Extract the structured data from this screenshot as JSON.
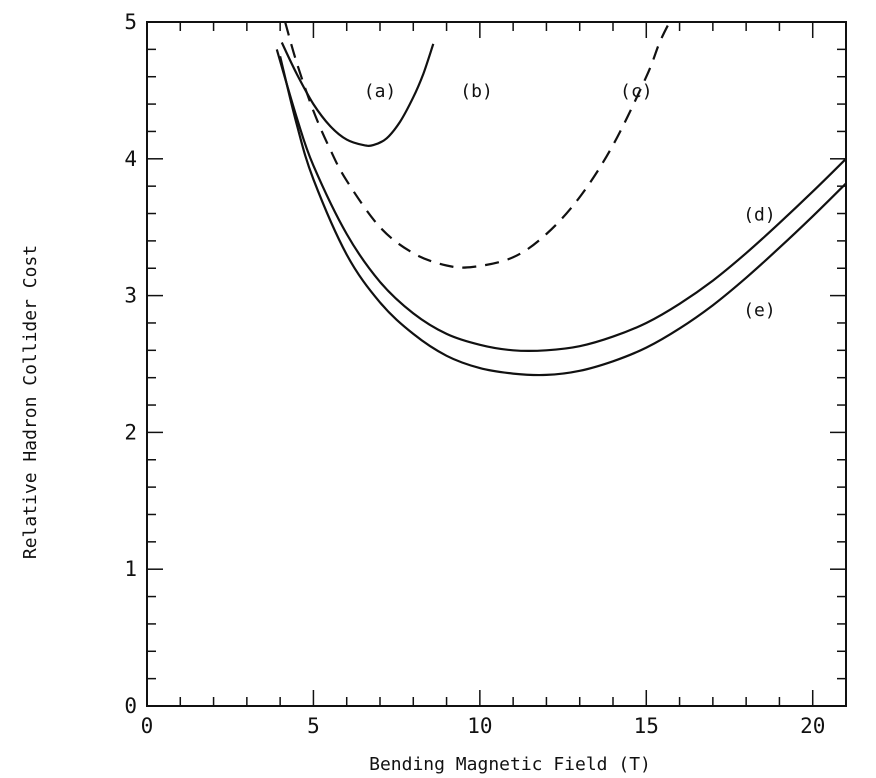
{
  "chart_data": {
    "type": "line",
    "title": "",
    "xlabel": "Bending Magnetic Field (T)",
    "ylabel": "Relative Hadron Collider Cost",
    "xlim": [
      0,
      21
    ],
    "ylim": [
      0,
      5
    ],
    "x_ticks": [
      "0",
      "5",
      "10",
      "15",
      "20"
    ],
    "y_ticks": [
      "0",
      "1",
      "2",
      "3",
      "4",
      "5"
    ],
    "grid": false,
    "legend": "none",
    "series": [
      {
        "name": "(a)",
        "style": "solid",
        "color": "#111111",
        "x": [
          4.05,
          4.5,
          5.0,
          5.5,
          6.0,
          6.5,
          6.8,
          7.2,
          7.6,
          8.0,
          8.3,
          8.6
        ],
        "y": [
          4.85,
          4.62,
          4.4,
          4.24,
          4.14,
          4.1,
          4.1,
          4.15,
          4.27,
          4.45,
          4.62,
          4.84
        ]
      },
      {
        "name": "(c)",
        "style": "dashed",
        "color": "#111111",
        "x": [
          4.15,
          4.5,
          5.0,
          5.5,
          6.0,
          7.0,
          8.0,
          9.0,
          9.8,
          11.0,
          12.0,
          13.0,
          14.0,
          15.0,
          15.4,
          15.7
        ],
        "y": [
          5.0,
          4.7,
          4.35,
          4.07,
          3.84,
          3.5,
          3.31,
          3.22,
          3.21,
          3.28,
          3.45,
          3.72,
          4.1,
          4.6,
          4.85,
          5.0
        ]
      },
      {
        "name": "(d)",
        "style": "solid",
        "color": "#111111",
        "x": [
          3.9,
          4.5,
          5.0,
          6.0,
          7.0,
          8.0,
          9.0,
          10.0,
          11.0,
          12.0,
          13.0,
          14.0,
          15.0,
          16.0,
          17.0,
          18.0,
          19.0,
          20.0,
          21.0
        ],
        "y": [
          4.8,
          4.3,
          3.95,
          3.45,
          3.1,
          2.87,
          2.72,
          2.64,
          2.6,
          2.6,
          2.63,
          2.7,
          2.8,
          2.94,
          3.11,
          3.31,
          3.53,
          3.76,
          4.0
        ]
      },
      {
        "name": "(e)",
        "style": "solid",
        "color": "#111111",
        "x": [
          4.0,
          4.5,
          5.0,
          6.0,
          7.0,
          8.0,
          9.0,
          10.0,
          11.0,
          12.0,
          13.0,
          14.0,
          15.0,
          16.0,
          17.0,
          18.0,
          19.0,
          20.0,
          21.0
        ],
        "y": [
          4.75,
          4.25,
          3.85,
          3.3,
          2.95,
          2.72,
          2.56,
          2.47,
          2.43,
          2.42,
          2.45,
          2.52,
          2.62,
          2.76,
          2.93,
          3.13,
          3.35,
          3.58,
          3.82
        ]
      }
    ],
    "annotations": [
      {
        "text": "(a)",
        "x": 7.0,
        "y": 4.45
      },
      {
        "text": "(b)",
        "x": 9.9,
        "y": 4.45
      },
      {
        "text": "(c)",
        "x": 14.7,
        "y": 4.45
      },
      {
        "text": "(d)",
        "x": 18.4,
        "y": 3.55
      },
      {
        "text": "(e)",
        "x": 18.4,
        "y": 2.85
      }
    ]
  }
}
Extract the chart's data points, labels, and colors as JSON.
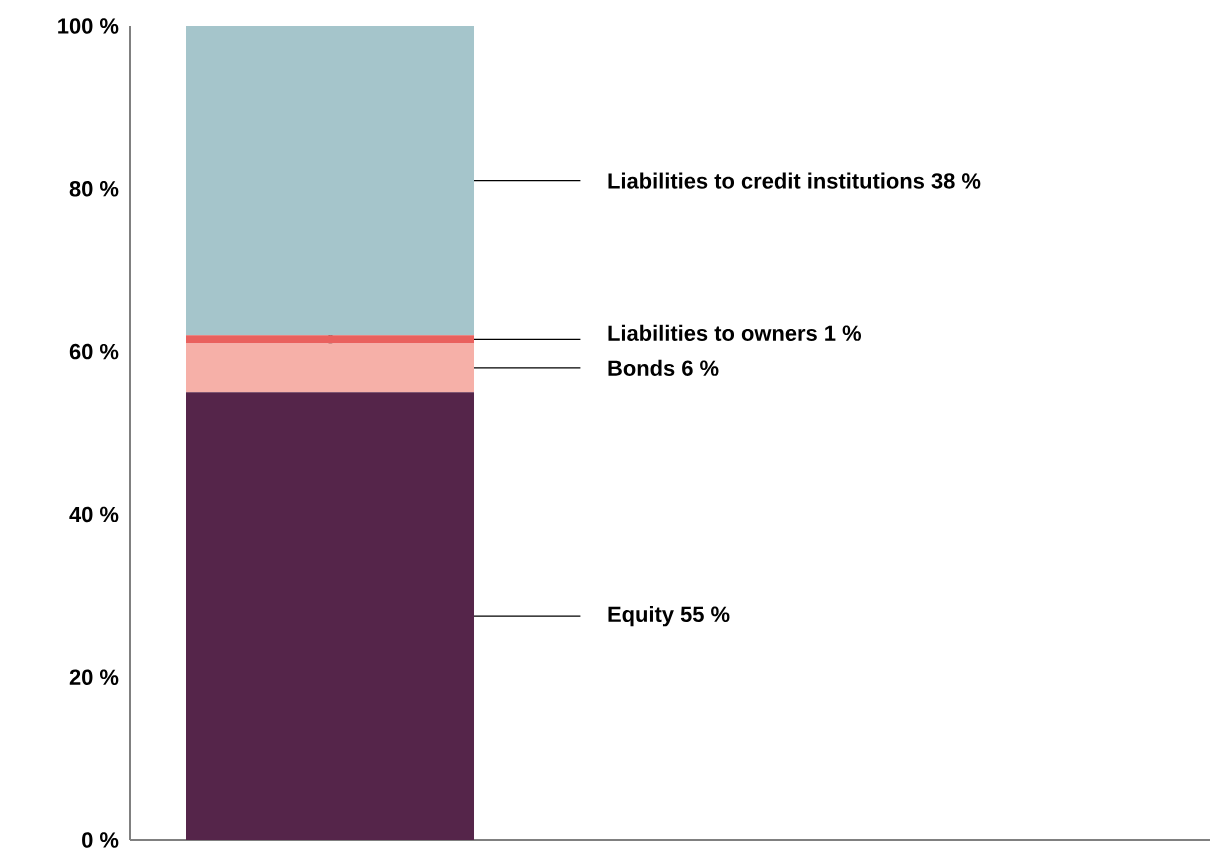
{
  "chart_data": {
    "type": "bar",
    "stacked": true,
    "categories": [
      null
    ],
    "series": [
      {
        "name": "Equity 55 %",
        "color": "#55254a",
        "values": [
          55
        ]
      },
      {
        "name": "Bonds 6 %",
        "color": "#f6b0a8",
        "values": [
          6
        ]
      },
      {
        "name": "Liabilities to owners 1 %",
        "color": "#e9615e",
        "values": [
          1
        ]
      },
      {
        "name": "Liabilities to credit institutions 38 %",
        "color": "#a5c5cb",
        "values": [
          38
        ]
      }
    ],
    "ylim": [
      0,
      100
    ],
    "yticks": [
      {
        "value": 0,
        "label": "0 %"
      },
      {
        "value": 20,
        "label": "20 %"
      },
      {
        "value": 40,
        "label": "40 %"
      },
      {
        "value": 60,
        "label": "60 %"
      },
      {
        "value": 80,
        "label": "80 %"
      },
      {
        "value": 100,
        "label": "100 %"
      }
    ],
    "grid": false
  }
}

========

## Exercise
Make an exact copy of the listing above. Do not include the pictures.

## Correct answer
Extract the structured data from this screenshot as JSON.
{
  "chart_data": {
    "type": "line",
    "title": "",
    "xlabel": "Bending Magnetic Field (T)",
    "ylabel": "Relative Hadron Collider Cost",
    "xlim": [
      0,
      21
    ],
    "ylim": [
      0,
      5
    ],
    "x_ticks": [
      "0",
      "5",
      "10",
      "15",
      "20"
    ],
    "y_ticks": [
      "0",
      "1",
      "2",
      "3",
      "4",
      "5"
    ],
    "grid": false,
    "legend": "none",
    "series": [
      {
        "name": "(a)",
        "style": "solid",
        "color": "#111111",
        "x": [
          4.05,
          4.5,
          5.0,
          5.5,
          6.0,
          6.5,
          6.8,
          7.2,
          7.6,
          8.0,
          8.3,
          8.6
        ],
        "y": [
          4.85,
          4.62,
          4.4,
          4.24,
          4.14,
          4.1,
          4.1,
          4.15,
          4.27,
          4.45,
          4.62,
          4.84
        ]
      },
      {
        "name": "(c)",
        "style": "dashed",
        "color": "#111111",
        "x": [
          4.15,
          4.5,
          5.0,
          5.5,
          6.0,
          7.0,
          8.0,
          9.0,
          9.8,
          11.0,
          12.0,
          13.0,
          14.0,
          15.0,
          15.4,
          15.7
        ],
        "y": [
          5.0,
          4.7,
          4.35,
          4.07,
          3.84,
          3.5,
          3.31,
          3.22,
          3.21,
          3.28,
          3.45,
          3.72,
          4.1,
          4.6,
          4.85,
          5.0
        ]
      },
      {
        "name": "(d)",
        "style": "solid",
        "color": "#111111",
        "x": [
          3.9,
          4.5,
          5.0,
          6.0,
          7.0,
          8.0,
          9.0,
          10.0,
          11.0,
          12.0,
          13.0,
          14.0,
          15.0,
          16.0,
          17.0,
          18.0,
          19.0,
          20.0,
          21.0
        ],
        "y": [
          4.8,
          4.3,
          3.95,
          3.45,
          3.1,
          2.87,
          2.72,
          2.64,
          2.6,
          2.6,
          2.63,
          2.7,
          2.8,
          2.94,
          3.11,
          3.31,
          3.53,
          3.76,
          4.0
        ]
      },
      {
        "name": "(e)",
        "style": "solid",
        "color": "#111111",
        "x": [
          4.0,
          4.5,
          5.0,
          6.0,
          7.0,
          8.0,
          9.0,
          10.0,
          11.0,
          12.0,
          13.0,
          14.0,
          15.0,
          16.0,
          17.0,
          18.0,
          19.0,
          20.0,
          21.0
        ],
        "y": [
          4.75,
          4.25,
          3.85,
          3.3,
          2.95,
          2.72,
          2.56,
          2.47,
          2.43,
          2.42,
          2.45,
          2.52,
          2.62,
          2.76,
          2.93,
          3.13,
          3.35,
          3.58,
          3.82
        ]
      }
    ],
    "annotations": [
      {
        "text": "(a)",
        "x": 7.0,
        "y": 4.45
      },
      {
        "text": "(b)",
        "x": 9.9,
        "y": 4.45
      },
      {
        "text": "(c)",
        "x": 14.7,
        "y": 4.45
      },
      {
        "text": "(d)",
        "x": 18.4,
        "y": 3.55
      },
      {
        "text": "(e)",
        "x": 18.4,
        "y": 2.85
      }
    ]
  }
}
Extract the chart's data points, labels, and colors as JSON.
{
  "chart_data": {
    "type": "bar",
    "stacked": true,
    "categories": [
      null
    ],
    "series": [
      {
        "name": "Equity 55 %",
        "color": "#55254a",
        "values": [
          55
        ]
      },
      {
        "name": "Bonds 6 %",
        "color": "#f6b0a8",
        "values": [
          6
        ]
      },
      {
        "name": "Liabilities to owners 1 %",
        "color": "#e9615e",
        "values": [
          1
        ]
      },
      {
        "name": "Liabilities to credit institutions 38 %",
        "color": "#a5c5cb",
        "values": [
          38
        ]
      }
    ],
    "ylim": [
      0,
      100
    ],
    "yticks": [
      {
        "value": 0,
        "label": "0 %"
      },
      {
        "value": 20,
        "label": "20 %"
      },
      {
        "value": 40,
        "label": "40 %"
      },
      {
        "value": 60,
        "label": "60 %"
      },
      {
        "value": 80,
        "label": "80 %"
      },
      {
        "value": 100,
        "label": "100 %"
      }
    ],
    "grid": false
  }
}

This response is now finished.